[Stored data]
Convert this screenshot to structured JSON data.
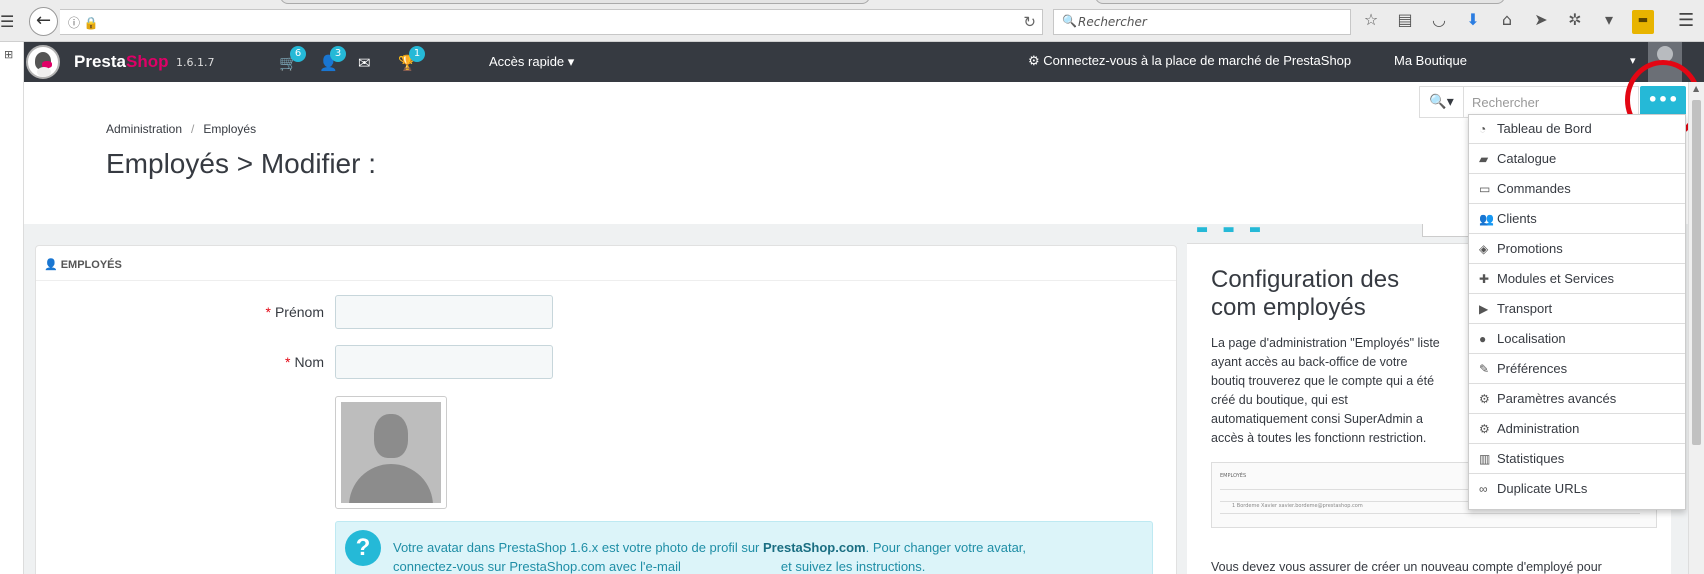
{
  "browser": {
    "search_placeholder": "Rechercher"
  },
  "header": {
    "brand_part1": "Presta",
    "brand_part2": "Shop",
    "version": "1.6.1.7",
    "notifications": {
      "orders_count": "6",
      "customers_count": "3",
      "messages_count": "",
      "trophy_count": "1"
    },
    "quick_access": "Accès rapide",
    "marketplace": "Connectez-vous à la place de marché de PrestaShop",
    "shop": "Ma Boutique"
  },
  "page": {
    "breadcrumb": [
      "Administration",
      "Employés"
    ],
    "breadcrumb_sep": "/",
    "title": "Employés > Modifier :",
    "search_placeholder": "Rechercher",
    "menu_toggle": "•••"
  },
  "form": {
    "panel_title": "EMPLOYÉS",
    "firstname_label": "Prénom",
    "lastname_label": "Nom",
    "required_mark": "*",
    "info_prefix": "Votre avatar dans PrestaShop 1.6.x est votre photo de profil sur ",
    "info_brand": "PrestaShop.com",
    "info_suffix": ". Pour changer votre avatar,",
    "info_line2a": "connectez-vous sur PrestaShop.com avec l'e-mail",
    "info_line2b": "et suivez les instructions."
  },
  "help": {
    "title": "Configuration des com employés",
    "body": "La page d'administration \"Employés\" liste ayant accès au back-office de votre boutiq trouverez que le compte qui a été créé du boutique, qui est automatiquement consi SuperAdmin a accès à toutes les fonctionn restriction.",
    "thumb_header": "EMPLOYÉS",
    "thumb_row": "1   Bordeme   Xavier   xavier.bordeme@prestashop.com",
    "footer": "Vous devez vous assurer de créer un nouveau compte d'employé pour"
  },
  "menu": {
    "items": [
      {
        "label": "Tableau de Bord",
        "icon": "dashboard-icon"
      },
      {
        "label": "Catalogue",
        "icon": "book-icon"
      },
      {
        "label": "Commandes",
        "icon": "credit-card-icon"
      },
      {
        "label": "Clients",
        "icon": "users-icon"
      },
      {
        "label": "Promotions",
        "icon": "tags-icon"
      },
      {
        "label": "Modules et Services",
        "icon": "puzzle-icon"
      },
      {
        "label": "Transport",
        "icon": "truck-icon"
      },
      {
        "label": "Localisation",
        "icon": "globe-icon"
      },
      {
        "label": "Préférences",
        "icon": "wrench-icon"
      },
      {
        "label": "Paramètres avancés",
        "icon": "cogs-icon"
      },
      {
        "label": "Administration",
        "icon": "cog-icon"
      },
      {
        "label": "Statistiques",
        "icon": "bar-chart-icon"
      },
      {
        "label": "Duplicate URLs",
        "icon": "link-icon"
      }
    ]
  },
  "colors": {
    "header_bg": "#363a41",
    "accent": "#25b9d7",
    "brand_pink": "#df0067",
    "annotation_red": "#e30613"
  }
}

Work to complete
From the entries, report each line that includes the word "Rechercher".

Output of the exercise
    "search_placeholder": "Rechercher"
    "search_placeholder": "Rechercher",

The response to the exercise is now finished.